PROBLEM STATEMENT: Filter the lines below, keeping each one that holds "name".

--- DATA SECTION Enclosed Below ---

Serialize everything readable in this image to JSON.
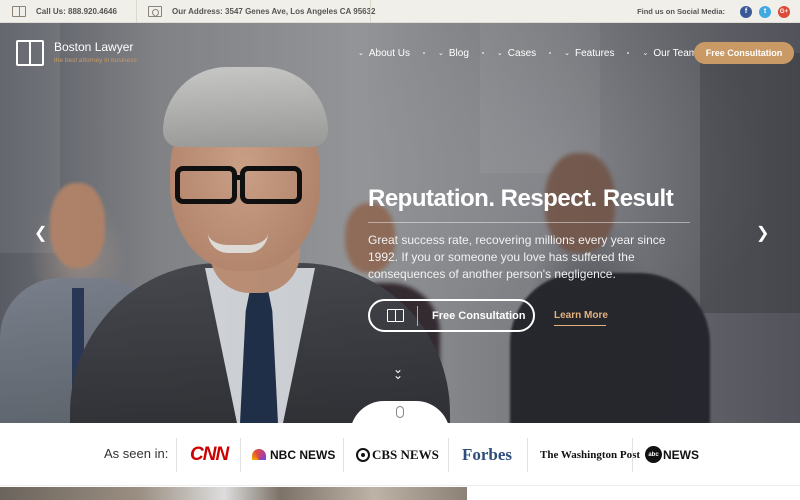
{
  "topbar": {
    "phone": "Call Us: 888.920.4646",
    "address": "Our Address: 3547 Genes Ave, Los Angeles CA 95632",
    "social_label": "Find us on Social Media:",
    "social": [
      {
        "name": "facebook",
        "glyph": "f"
      },
      {
        "name": "twitter",
        "glyph": "t"
      },
      {
        "name": "google-plus",
        "glyph": "G+"
      }
    ]
  },
  "logo": {
    "name": "Boston Lawyer",
    "tagline": "the best attorney in business"
  },
  "nav": {
    "items": [
      "About Us",
      "Blog",
      "Cases",
      "Features",
      "Our Team"
    ],
    "cta": "Free Consultation"
  },
  "hero": {
    "title": "Reputation. Respect. Result",
    "text": "Great success rate, recovering millions every year since 1992. If you or someone you love has suffered the consequences of another person's negligence.",
    "primary_button": "Free Consultation",
    "secondary_link": "Learn More"
  },
  "seen_in": {
    "label": "As seen in:",
    "brands": [
      "CNN",
      "NBC NEWS",
      "CBS NEWS",
      "Forbes",
      "The Washington Post",
      "NEWS"
    ]
  },
  "colors": {
    "accent": "#c99a66",
    "facebook": "#3b5998",
    "twitter": "#3fa9e0",
    "google": "#dd4b39"
  }
}
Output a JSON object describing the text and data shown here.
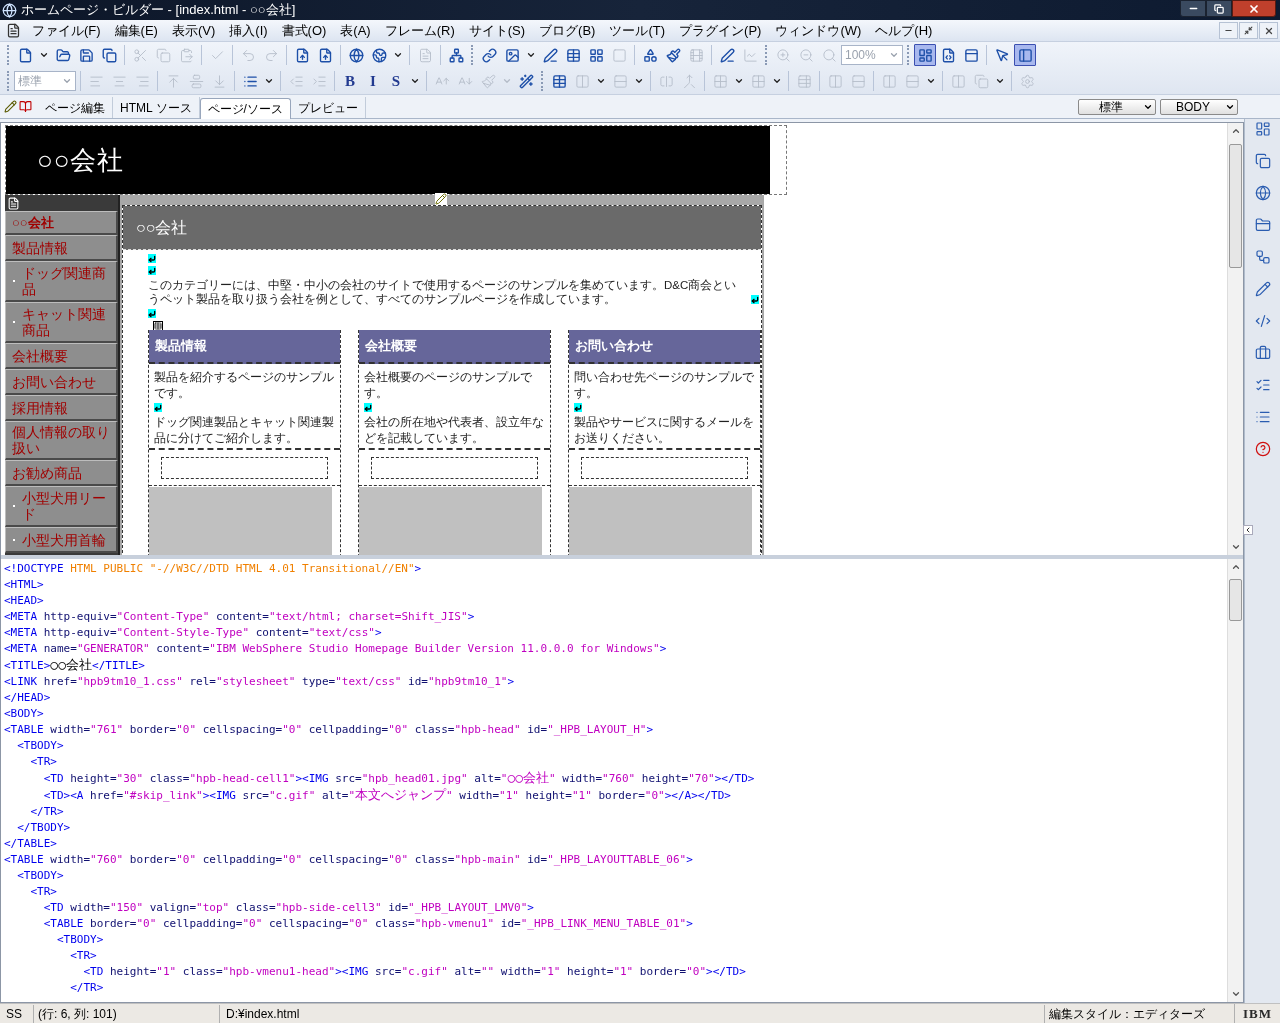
{
  "window": {
    "title": "ホームページ・ビルダー - [index.html - ○○会社]"
  },
  "menu": [
    "ファイル(F)",
    "編集(E)",
    "表示(V)",
    "挿入(I)",
    "書式(O)",
    "表(A)",
    "フレーム(R)",
    "サイト(S)",
    "ブログ(B)",
    "ツール(T)",
    "プラグイン(P)",
    "ウィンドウ(W)",
    "ヘルプ(H)"
  ],
  "toolbars": [
    [
      {
        "kind": "icon",
        "disabled": false
      },
      {
        "kind": "caret",
        "disabled": false
      },
      {
        "kind": "icon",
        "disabled": false
      },
      {
        "kind": "icon",
        "disabled": false
      },
      {
        "kind": "icon",
        "disabled": false
      },
      {
        "kind": "sep"
      },
      {
        "kind": "icon",
        "disabled": true
      },
      {
        "kind": "icon",
        "disabled": true
      },
      {
        "kind": "icon",
        "disabled": true
      },
      {
        "kind": "sep"
      },
      {
        "kind": "icon",
        "disabled": true
      },
      {
        "kind": "sep"
      },
      {
        "kind": "icon",
        "disabled": true
      },
      {
        "kind": "icon",
        "disabled": true
      },
      {
        "kind": "sep"
      },
      {
        "kind": "icon",
        "disabled": false
      },
      {
        "kind": "icon",
        "disabled": false
      },
      {
        "kind": "sep"
      },
      {
        "kind": "icon",
        "disabled": false
      },
      {
        "kind": "icon",
        "disabled": false
      },
      {
        "kind": "caret",
        "disabled": false
      },
      {
        "kind": "sep"
      },
      {
        "kind": "icon",
        "disabled": true
      },
      {
        "kind": "sep"
      },
      {
        "kind": "icon",
        "disabled": false
      },
      {
        "kind": "grip"
      },
      {
        "kind": "icon",
        "disabled": false
      },
      {
        "kind": "icon",
        "disabled": false
      },
      {
        "kind": "caret",
        "disabled": false
      },
      {
        "kind": "icon",
        "disabled": false
      },
      {
        "kind": "icon",
        "disabled": false
      },
      {
        "kind": "icon",
        "disabled": false
      },
      {
        "kind": "icon",
        "disabled": true
      },
      {
        "kind": "sep"
      },
      {
        "kind": "icon",
        "disabled": false
      },
      {
        "kind": "icon",
        "disabled": false
      },
      {
        "kind": "icon",
        "disabled": true
      },
      {
        "kind": "sep"
      },
      {
        "kind": "icon",
        "disabled": false
      },
      {
        "kind": "icon",
        "disabled": true
      },
      {
        "kind": "grip"
      },
      {
        "kind": "icon",
        "disabled": true
      },
      {
        "kind": "icon",
        "disabled": true
      },
      {
        "kind": "icon",
        "disabled": true
      },
      {
        "kind": "combo",
        "value": "100%",
        "disabled": true
      },
      {
        "kind": "grip"
      },
      {
        "kind": "icon",
        "disabled": false,
        "pressed": true
      },
      {
        "kind": "icon",
        "disabled": false
      },
      {
        "kind": "icon",
        "disabled": false
      },
      {
        "kind": "sep"
      },
      {
        "kind": "icon",
        "disabled": false
      },
      {
        "kind": "icon",
        "disabled": false,
        "pressed": true
      }
    ],
    [
      {
        "kind": "combo",
        "value": "標準",
        "disabled": true
      },
      {
        "kind": "sep"
      },
      {
        "kind": "icon",
        "disabled": true
      },
      {
        "kind": "icon",
        "disabled": true
      },
      {
        "kind": "icon",
        "disabled": true
      },
      {
        "kind": "sep"
      },
      {
        "kind": "icon",
        "disabled": true
      },
      {
        "kind": "icon",
        "disabled": true
      },
      {
        "kind": "icon",
        "disabled": true
      },
      {
        "kind": "sep"
      },
      {
        "kind": "icon",
        "disabled": false
      },
      {
        "kind": "caret",
        "disabled": false
      },
      {
        "kind": "sep"
      },
      {
        "kind": "icon",
        "disabled": true
      },
      {
        "kind": "icon",
        "disabled": true
      },
      {
        "kind": "sep"
      },
      {
        "kind": "glyph",
        "label": "B",
        "disabled": false
      },
      {
        "kind": "glyph",
        "label": "I",
        "disabled": false
      },
      {
        "kind": "glyph",
        "label": "S",
        "disabled": false
      },
      {
        "kind": "caret",
        "disabled": false
      },
      {
        "kind": "sep"
      },
      {
        "kind": "icon",
        "disabled": true
      },
      {
        "kind": "icon",
        "disabled": true
      },
      {
        "kind": "icon",
        "disabled": true
      },
      {
        "kind": "caret",
        "disabled": true
      },
      {
        "kind": "icon",
        "disabled": false
      },
      {
        "kind": "grip"
      },
      {
        "kind": "icon",
        "disabled": false
      },
      {
        "kind": "icon",
        "disabled": true
      },
      {
        "kind": "caret",
        "disabled": false
      },
      {
        "kind": "icon",
        "disabled": true
      },
      {
        "kind": "caret",
        "disabled": false
      },
      {
        "kind": "sep"
      },
      {
        "kind": "icon",
        "disabled": true
      },
      {
        "kind": "icon",
        "disabled": true
      },
      {
        "kind": "sep"
      },
      {
        "kind": "icon",
        "disabled": true
      },
      {
        "kind": "caret",
        "disabled": false
      },
      {
        "kind": "icon",
        "disabled": true
      },
      {
        "kind": "caret",
        "disabled": false
      },
      {
        "kind": "sep"
      },
      {
        "kind": "icon",
        "disabled": true
      },
      {
        "kind": "sep"
      },
      {
        "kind": "icon",
        "disabled": true
      },
      {
        "kind": "icon",
        "disabled": true
      },
      {
        "kind": "sep"
      },
      {
        "kind": "icon",
        "disabled": true
      },
      {
        "kind": "icon",
        "disabled": true
      },
      {
        "kind": "caret",
        "disabled": false
      },
      {
        "kind": "sep"
      },
      {
        "kind": "icon",
        "disabled": true
      },
      {
        "kind": "icon",
        "disabled": true
      },
      {
        "kind": "caret",
        "disabled": false
      },
      {
        "kind": "sep"
      },
      {
        "kind": "icon",
        "disabled": true
      }
    ]
  ],
  "view_tabs": [
    {
      "label": "ページ編集",
      "selected": false
    },
    {
      "label": "HTML ソース",
      "selected": false
    },
    {
      "label": "ページ/ソース",
      "selected": true
    },
    {
      "label": "プレビュー",
      "selected": false
    }
  ],
  "style_selects": [
    "標準",
    "BODY"
  ],
  "page": {
    "header": "○○会社",
    "side_menu": [
      {
        "label": "○○会社",
        "kind": "top"
      },
      {
        "label": "製品情報",
        "kind": "main"
      },
      {
        "label": "ドッグ関連商品",
        "kind": "sub"
      },
      {
        "label": "キャット関連商品",
        "kind": "sub"
      },
      {
        "label": "会社概要",
        "kind": "main"
      },
      {
        "label": "お問い合わせ",
        "kind": "main"
      },
      {
        "label": "採用情報",
        "kind": "main"
      },
      {
        "label": "個人情報の取り扱い",
        "kind": "main"
      },
      {
        "label": "お勧め商品",
        "kind": "main"
      },
      {
        "label": "小型犬用リード",
        "kind": "sub"
      },
      {
        "label": "小型犬用首輪",
        "kind": "sub"
      }
    ],
    "title": "○○会社",
    "intro": "このカテゴリーには、中堅・中小の会社のサイトで使用するページのサンプルを集めています。D&C商会というペット製品を取り扱う会社を例として、すべてのサンプルページを作成しています。",
    "columns": [
      {
        "title": "製品情報",
        "lines": [
          "製品を紹介するページのサンプルです。",
          "ドッグ関連製品とキャット関連製品に分けてご紹介します。"
        ]
      },
      {
        "title": "会社概要",
        "lines": [
          "会社概要のページのサンプルです。",
          "会社の所在地や代表者、設立年などを記載しています。"
        ]
      },
      {
        "title": "お問い合わせ",
        "lines": [
          "問い合わせ先ページのサンプルです。",
          "製品やサービスに関するメールをお送りください。"
        ]
      }
    ]
  },
  "source": [
    "<!DOCTYPE HTML PUBLIC \"-//W3C//DTD HTML 4.01 Transitional//EN\">",
    "<HTML>",
    "<HEAD>",
    "<META http-equiv=\"Content-Type\" content=\"text/html; charset=Shift_JIS\">",
    "<META http-equiv=\"Content-Style-Type\" content=\"text/css\">",
    "<META name=\"GENERATOR\" content=\"IBM WebSphere Studio Homepage Builder Version 11.0.0.0 for Windows\">",
    "<TITLE>○○会社</TITLE>",
    "<LINK href=\"hpb9tm10_1.css\" rel=\"stylesheet\" type=\"text/css\" id=\"hpb9tm10_1\">",
    "</HEAD>",
    "<BODY>",
    "<TABLE width=\"761\" border=\"0\" cellspacing=\"0\" cellpadding=\"0\" class=\"hpb-head\" id=\"_HPB_LAYOUT_H\">",
    "  <TBODY>",
    "    <TR>",
    "      <TD height=\"30\" class=\"hpb-head-cell1\"><IMG src=\"hpb_head01.jpg\" alt=\"○○会社\" width=\"760\" height=\"70\"></TD>",
    "      <TD><A href=\"#skip_link\"><IMG src=\"c.gif\" alt=\"本文へジャンプ\" width=\"1\" height=\"1\" border=\"0\"></A></TD>",
    "    </TR>",
    "  </TBODY>",
    "</TABLE>",
    "<TABLE width=\"760\" border=\"0\" cellpadding=\"0\" cellspacing=\"0\" class=\"hpb-main\" id=\"_HPB_LAYOUTTABLE_06\">",
    "  <TBODY>",
    "    <TR>",
    "      <TD width=\"150\" valign=\"top\" class=\"hpb-side-cell3\" id=\"_HPB_LAYOUT_LMV0\">",
    "      <TABLE border=\"0\" cellpadding=\"0\" cellspacing=\"0\" class=\"hpb-vmenu1\" id=\"_HPB_LINK_MENU_TABLE_01\">",
    "        <TBODY>",
    "          <TR>",
    "            <TD height=\"1\" class=\"hpb-vmenu1-head\"><IMG src=\"c.gif\" alt=\"\" width=\"1\" height=\"1\" border=\"0\"></TD>",
    "          </TR>"
  ],
  "status_bar": {
    "mode": "SS",
    "position": "(行: 6, 列: 101)",
    "path": "D:¥index.html",
    "edit_style": "編集スタイル：エディターズ",
    "logo": "IBM"
  }
}
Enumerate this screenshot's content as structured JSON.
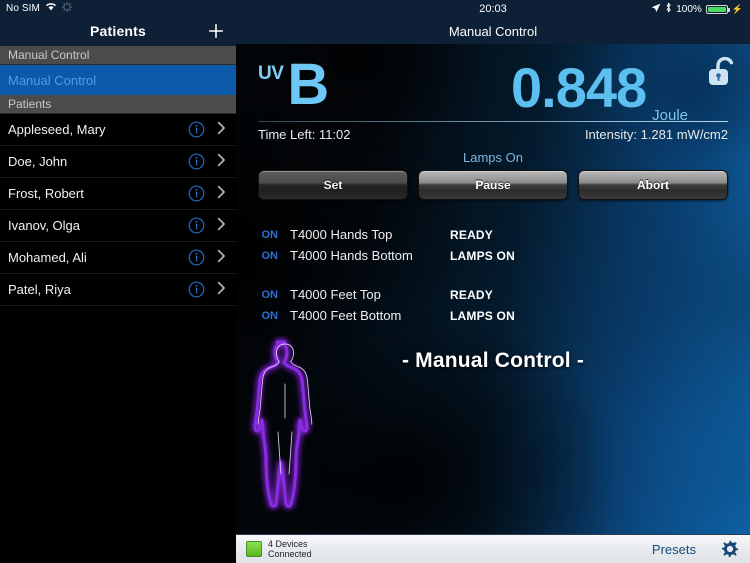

--- End of Enclosed DATA SECTION ---

RESULT OF THIS EXERCISE:
        "name": "facebook",
        "name": "twitter",
        "name": "google-plus",
    "name": "Boston Lawyer",
    "<META name=\"GENERATOR\" content=\"IBM WebSphere Studio Homepage Builder Version 11.0.0.0 for Windows\">",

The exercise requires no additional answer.